* START *

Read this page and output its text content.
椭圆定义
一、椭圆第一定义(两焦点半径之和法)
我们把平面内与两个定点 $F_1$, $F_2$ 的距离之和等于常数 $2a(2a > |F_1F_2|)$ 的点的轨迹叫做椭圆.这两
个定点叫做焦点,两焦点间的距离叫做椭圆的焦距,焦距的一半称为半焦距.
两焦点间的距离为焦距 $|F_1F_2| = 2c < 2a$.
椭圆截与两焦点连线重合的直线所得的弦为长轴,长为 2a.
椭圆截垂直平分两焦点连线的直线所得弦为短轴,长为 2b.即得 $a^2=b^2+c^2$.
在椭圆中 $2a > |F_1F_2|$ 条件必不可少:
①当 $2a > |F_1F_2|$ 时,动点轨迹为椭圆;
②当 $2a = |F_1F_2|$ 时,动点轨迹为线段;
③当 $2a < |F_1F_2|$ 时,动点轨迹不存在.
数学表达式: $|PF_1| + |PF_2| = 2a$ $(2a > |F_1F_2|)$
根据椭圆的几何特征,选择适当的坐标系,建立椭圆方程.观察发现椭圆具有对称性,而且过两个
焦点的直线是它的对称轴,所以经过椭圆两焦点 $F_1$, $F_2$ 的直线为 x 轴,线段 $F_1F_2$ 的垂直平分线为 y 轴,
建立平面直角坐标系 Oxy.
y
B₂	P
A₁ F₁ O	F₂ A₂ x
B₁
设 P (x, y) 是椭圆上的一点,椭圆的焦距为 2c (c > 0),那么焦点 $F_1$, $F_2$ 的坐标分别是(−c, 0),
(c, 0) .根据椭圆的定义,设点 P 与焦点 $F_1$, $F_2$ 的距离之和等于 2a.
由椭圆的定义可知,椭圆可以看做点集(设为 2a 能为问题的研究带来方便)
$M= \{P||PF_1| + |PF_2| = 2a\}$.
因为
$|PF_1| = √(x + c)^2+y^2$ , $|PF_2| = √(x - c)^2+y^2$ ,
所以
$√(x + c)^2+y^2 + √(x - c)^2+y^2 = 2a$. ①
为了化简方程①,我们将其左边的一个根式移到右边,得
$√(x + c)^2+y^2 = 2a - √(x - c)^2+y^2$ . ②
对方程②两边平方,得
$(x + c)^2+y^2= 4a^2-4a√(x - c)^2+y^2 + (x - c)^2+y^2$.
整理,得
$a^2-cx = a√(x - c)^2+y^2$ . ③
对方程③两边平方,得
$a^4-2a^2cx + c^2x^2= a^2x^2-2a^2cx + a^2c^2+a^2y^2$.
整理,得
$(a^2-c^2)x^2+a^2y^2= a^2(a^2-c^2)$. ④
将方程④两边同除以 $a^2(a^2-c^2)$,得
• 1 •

* END *
* START *

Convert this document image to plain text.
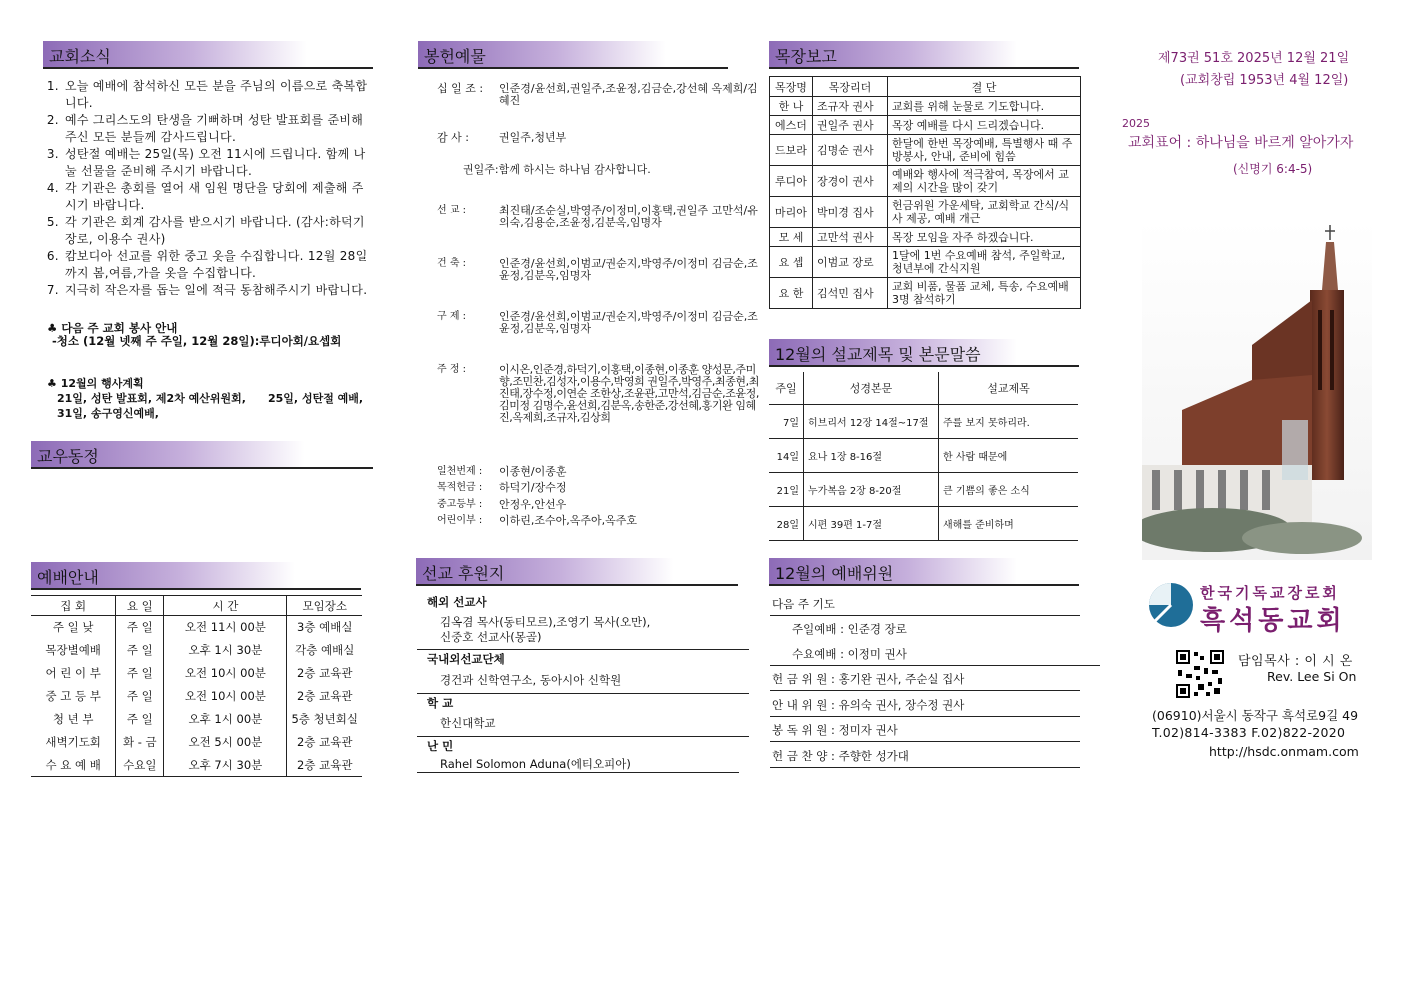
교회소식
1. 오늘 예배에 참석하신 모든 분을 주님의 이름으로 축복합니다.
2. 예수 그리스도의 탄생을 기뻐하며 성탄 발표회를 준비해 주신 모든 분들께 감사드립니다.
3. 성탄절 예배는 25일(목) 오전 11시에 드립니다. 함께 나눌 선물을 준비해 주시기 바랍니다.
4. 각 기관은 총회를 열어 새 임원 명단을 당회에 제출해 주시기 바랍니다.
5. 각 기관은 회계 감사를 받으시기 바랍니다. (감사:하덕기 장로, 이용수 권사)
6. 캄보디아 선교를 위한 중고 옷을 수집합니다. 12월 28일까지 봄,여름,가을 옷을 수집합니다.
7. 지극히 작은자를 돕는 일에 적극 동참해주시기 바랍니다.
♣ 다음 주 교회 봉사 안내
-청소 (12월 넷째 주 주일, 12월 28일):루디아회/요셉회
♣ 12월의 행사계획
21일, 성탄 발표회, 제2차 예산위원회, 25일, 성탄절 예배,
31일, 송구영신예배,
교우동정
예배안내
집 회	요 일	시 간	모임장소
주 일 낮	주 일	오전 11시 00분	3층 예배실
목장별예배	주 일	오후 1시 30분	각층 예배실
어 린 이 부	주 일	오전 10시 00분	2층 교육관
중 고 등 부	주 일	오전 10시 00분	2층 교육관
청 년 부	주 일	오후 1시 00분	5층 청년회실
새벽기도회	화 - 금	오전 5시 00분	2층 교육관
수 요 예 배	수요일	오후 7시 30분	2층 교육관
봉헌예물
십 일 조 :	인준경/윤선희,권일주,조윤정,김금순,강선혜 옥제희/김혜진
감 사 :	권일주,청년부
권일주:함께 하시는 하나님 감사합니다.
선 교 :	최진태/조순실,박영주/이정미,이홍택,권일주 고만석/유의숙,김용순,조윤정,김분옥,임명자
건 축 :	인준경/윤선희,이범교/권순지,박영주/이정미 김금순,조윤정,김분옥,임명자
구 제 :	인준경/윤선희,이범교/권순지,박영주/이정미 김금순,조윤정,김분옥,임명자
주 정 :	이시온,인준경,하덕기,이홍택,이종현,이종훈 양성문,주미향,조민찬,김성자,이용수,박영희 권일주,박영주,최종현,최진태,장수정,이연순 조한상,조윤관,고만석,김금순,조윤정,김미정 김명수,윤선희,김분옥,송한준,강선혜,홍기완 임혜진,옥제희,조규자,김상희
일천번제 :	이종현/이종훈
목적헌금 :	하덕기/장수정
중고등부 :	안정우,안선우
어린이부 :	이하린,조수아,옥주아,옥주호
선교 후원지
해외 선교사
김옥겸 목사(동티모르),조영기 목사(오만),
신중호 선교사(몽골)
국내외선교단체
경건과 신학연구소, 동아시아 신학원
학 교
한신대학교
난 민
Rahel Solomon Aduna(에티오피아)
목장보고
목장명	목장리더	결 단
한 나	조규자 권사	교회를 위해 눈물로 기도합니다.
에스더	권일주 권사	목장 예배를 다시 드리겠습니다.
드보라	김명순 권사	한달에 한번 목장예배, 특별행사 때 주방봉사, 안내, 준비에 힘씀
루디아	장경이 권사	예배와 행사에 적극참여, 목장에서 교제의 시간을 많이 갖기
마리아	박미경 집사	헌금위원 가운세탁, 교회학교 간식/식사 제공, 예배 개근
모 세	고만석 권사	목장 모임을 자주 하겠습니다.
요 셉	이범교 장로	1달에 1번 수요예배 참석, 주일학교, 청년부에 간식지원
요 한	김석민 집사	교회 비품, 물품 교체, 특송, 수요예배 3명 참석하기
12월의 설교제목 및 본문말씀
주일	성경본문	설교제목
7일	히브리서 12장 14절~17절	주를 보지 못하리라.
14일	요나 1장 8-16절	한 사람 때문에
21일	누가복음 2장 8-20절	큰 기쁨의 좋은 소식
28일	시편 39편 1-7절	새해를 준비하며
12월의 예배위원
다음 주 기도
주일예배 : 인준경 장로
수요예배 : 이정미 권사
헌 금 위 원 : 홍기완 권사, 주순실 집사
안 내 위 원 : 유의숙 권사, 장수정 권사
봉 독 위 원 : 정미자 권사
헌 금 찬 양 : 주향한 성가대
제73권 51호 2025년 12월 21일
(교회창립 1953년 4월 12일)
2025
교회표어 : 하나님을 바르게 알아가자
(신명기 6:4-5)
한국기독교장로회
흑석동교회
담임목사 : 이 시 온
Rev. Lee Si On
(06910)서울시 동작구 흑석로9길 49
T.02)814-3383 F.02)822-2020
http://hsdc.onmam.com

* END *

> **Exercise aim**
Within the entries above, report how many lines include "this", and keep the answer to the number.

> **Written answer**
2